**Work instructions**
Each line that follows should be printed again exactly as it stands.
════════════════════
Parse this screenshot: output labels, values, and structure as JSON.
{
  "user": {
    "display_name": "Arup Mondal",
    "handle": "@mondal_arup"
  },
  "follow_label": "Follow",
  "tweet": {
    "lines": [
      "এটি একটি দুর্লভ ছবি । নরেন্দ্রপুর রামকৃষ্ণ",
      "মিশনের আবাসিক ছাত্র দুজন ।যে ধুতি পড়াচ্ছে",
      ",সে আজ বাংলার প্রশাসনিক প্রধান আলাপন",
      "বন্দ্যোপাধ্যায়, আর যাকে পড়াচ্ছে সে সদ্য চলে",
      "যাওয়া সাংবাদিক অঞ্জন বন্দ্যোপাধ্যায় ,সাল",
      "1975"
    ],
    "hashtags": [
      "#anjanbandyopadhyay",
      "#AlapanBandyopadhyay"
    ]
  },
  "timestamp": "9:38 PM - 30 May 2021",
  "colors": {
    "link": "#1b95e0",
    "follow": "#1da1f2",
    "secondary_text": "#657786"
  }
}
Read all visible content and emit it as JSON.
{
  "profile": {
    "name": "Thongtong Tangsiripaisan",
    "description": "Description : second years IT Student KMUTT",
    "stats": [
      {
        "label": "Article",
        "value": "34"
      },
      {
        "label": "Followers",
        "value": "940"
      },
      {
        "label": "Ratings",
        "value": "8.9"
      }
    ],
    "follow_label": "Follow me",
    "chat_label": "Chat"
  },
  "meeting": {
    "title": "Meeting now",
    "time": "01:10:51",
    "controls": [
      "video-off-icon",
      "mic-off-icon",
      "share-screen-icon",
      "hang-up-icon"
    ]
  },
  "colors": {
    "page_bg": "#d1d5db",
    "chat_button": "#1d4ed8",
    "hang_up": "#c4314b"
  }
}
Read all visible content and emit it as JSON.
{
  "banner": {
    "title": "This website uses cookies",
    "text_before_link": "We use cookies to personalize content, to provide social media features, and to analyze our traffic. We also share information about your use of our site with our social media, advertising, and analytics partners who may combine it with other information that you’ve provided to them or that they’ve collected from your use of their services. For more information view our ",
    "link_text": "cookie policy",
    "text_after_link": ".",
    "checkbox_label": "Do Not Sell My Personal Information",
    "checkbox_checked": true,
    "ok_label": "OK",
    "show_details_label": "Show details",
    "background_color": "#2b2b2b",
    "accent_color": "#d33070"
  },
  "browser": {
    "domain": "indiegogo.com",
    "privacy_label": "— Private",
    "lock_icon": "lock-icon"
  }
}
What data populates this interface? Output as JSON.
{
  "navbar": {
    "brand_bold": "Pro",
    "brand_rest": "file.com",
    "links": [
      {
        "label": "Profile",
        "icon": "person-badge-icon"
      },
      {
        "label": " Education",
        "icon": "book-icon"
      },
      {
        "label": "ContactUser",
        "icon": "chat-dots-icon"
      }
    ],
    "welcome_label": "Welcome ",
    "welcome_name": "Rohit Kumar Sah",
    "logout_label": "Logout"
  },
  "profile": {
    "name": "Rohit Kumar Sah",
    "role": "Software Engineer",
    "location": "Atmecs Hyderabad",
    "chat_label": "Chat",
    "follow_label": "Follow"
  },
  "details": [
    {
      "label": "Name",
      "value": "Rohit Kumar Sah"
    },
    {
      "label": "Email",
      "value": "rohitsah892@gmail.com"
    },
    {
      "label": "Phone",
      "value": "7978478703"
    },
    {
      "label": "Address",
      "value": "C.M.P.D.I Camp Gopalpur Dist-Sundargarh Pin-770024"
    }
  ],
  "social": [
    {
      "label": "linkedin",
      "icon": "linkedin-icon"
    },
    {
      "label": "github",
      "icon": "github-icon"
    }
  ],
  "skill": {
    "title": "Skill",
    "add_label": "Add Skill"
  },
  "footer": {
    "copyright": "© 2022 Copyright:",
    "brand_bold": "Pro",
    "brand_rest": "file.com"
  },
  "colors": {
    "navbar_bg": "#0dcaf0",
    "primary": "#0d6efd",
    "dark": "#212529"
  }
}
════════════════════
**Solution to this problem**
Parse this screenshot: output labels, values, and structure as JSON.
{
  "user": {
    "display_name": "Arup Mondal",
    "handle": "@mondal_arup"
  },
  "follow_label": "Follow",
  "tweet": {
    "lines": [
      "এটি একটি দুর্লভ ছবি । নরেন্দ্রপুর রামকৃষ্ণ",
      "মিশনের আবাসিক ছাত্র দুজন ।যে ধুতি পড়াচ্ছে",
      ",সে আজ বাংলার প্রশাসনিক প্রধান আলাপন",
      "বন্দ্যোপাধ্যায়, আর যাকে পড়াচ্ছে সে সদ্য চলে",
      "যাওয়া সাংবাদিক অঞ্জন বন্দ্যোপাধ্যায় ,সাল",
      "1975"
    ],
    "hashtags": [
      "#anjanbandyopadhyay",
      "#AlapanBandyopadhyay"
    ]
  },
  "timestamp": "9:38 PM - 30 May 2021",
  "colors": {
    "link": "#1b95e0",
    "follow": "#1da1f2",
    "secondary_text": "#657786"
  }
}
Read all visible content and emit it as JSON.
{
  "profile": {
    "name": "Thongtong Tangsiripaisan",
    "description": "Description : second years IT Student KMUTT",
    "stats": [
      {
        "label": "Article",
        "value": "34"
      },
      {
        "label": "Followers",
        "value": "940"
      },
      {
        "label": "Ratings",
        "value": "8.9"
      }
    ],
    "follow_label": "Follow me",
    "chat_label": "Chat"
  },
  "meeting": {
    "title": "Meeting now",
    "time": "01:10:51",
    "controls": [
      "video-off-icon",
      "mic-off-icon",
      "share-screen-icon",
      "hang-up-icon"
    ]
  },
  "colors": {
    "page_bg": "#d1d5db",
    "chat_button": "#1d4ed8",
    "hang_up": "#c4314b"
  }
}
Read all visible content and emit it as JSON.
{
  "banner": {
    "title": "This website uses cookies",
    "text_before_link": "We use cookies to personalize content, to provide social media features, and to analyze our traffic. We also share information about your use of our site with our social media, advertising, and analytics partners who may combine it with other information that you’ve provided to them or that they’ve collected from your use of their services. For more information view our ",
    "link_text": "cookie policy",
    "text_after_link": ".",
    "checkbox_label": "Do Not Sell My Personal Information",
    "checkbox_checked": true,
    "ok_label": "OK",
    "show_details_label": "Show details",
    "background_color": "#2b2b2b",
    "accent_color": "#d33070"
  },
  "browser": {
    "domain": "indiegogo.com",
    "privacy_label": "— Private",
    "lock_icon": "lock-icon"
  }
}
What data populates this interface? Output as JSON.
{
  "navbar": {
    "brand_bold": "Pro",
    "brand_rest": "file.com",
    "links": [
      {
        "label": "Profile",
        "icon": "person-badge-icon"
      },
      {
        "label": " Education",
        "icon": "book-icon"
      },
      {
        "label": "ContactUser",
        "icon": "chat-dots-icon"
      }
    ],
    "welcome_label": "Welcome ",
    "welcome_name": "Rohit Kumar Sah",
    "logout_label": "Logout"
  },
  "profile": {
    "name": "Rohit Kumar Sah",
    "role": "Software Engineer",
    "location": "Atmecs Hyderabad",
    "chat_label": "Chat",
    "follow_label": "Follow"
  },
  "details": [
    {
      "label": "Name",
      "value": "Rohit Kumar Sah"
    },
    {
      "label": "Email",
      "value": "rohitsah892@gmail.com"
    },
    {
      "label": "Phone",
      "value": "7978478703"
    },
    {
      "label": "Address",
      "value": "C.M.P.D.I Camp Gopalpur Dist-Sundargarh Pin-770024"
    }
  ],
  "social": [
    {
      "label": "linkedin",
      "icon": "linkedin-icon"
    },
    {
      "label": "github",
      "icon": "github-icon"
    }
  ],
  "skill": {
    "title": "Skill",
    "add_label": "Add Skill"
  },
  "footer": {
    "copyright": "© 2022 Copyright:",
    "brand_bold": "Pro",
    "brand_rest": "file.com"
  },
  "colors": {
    "navbar_bg": "#0dcaf0",
    "primary": "#0d6efd",
    "dark": "#212529"
  }
}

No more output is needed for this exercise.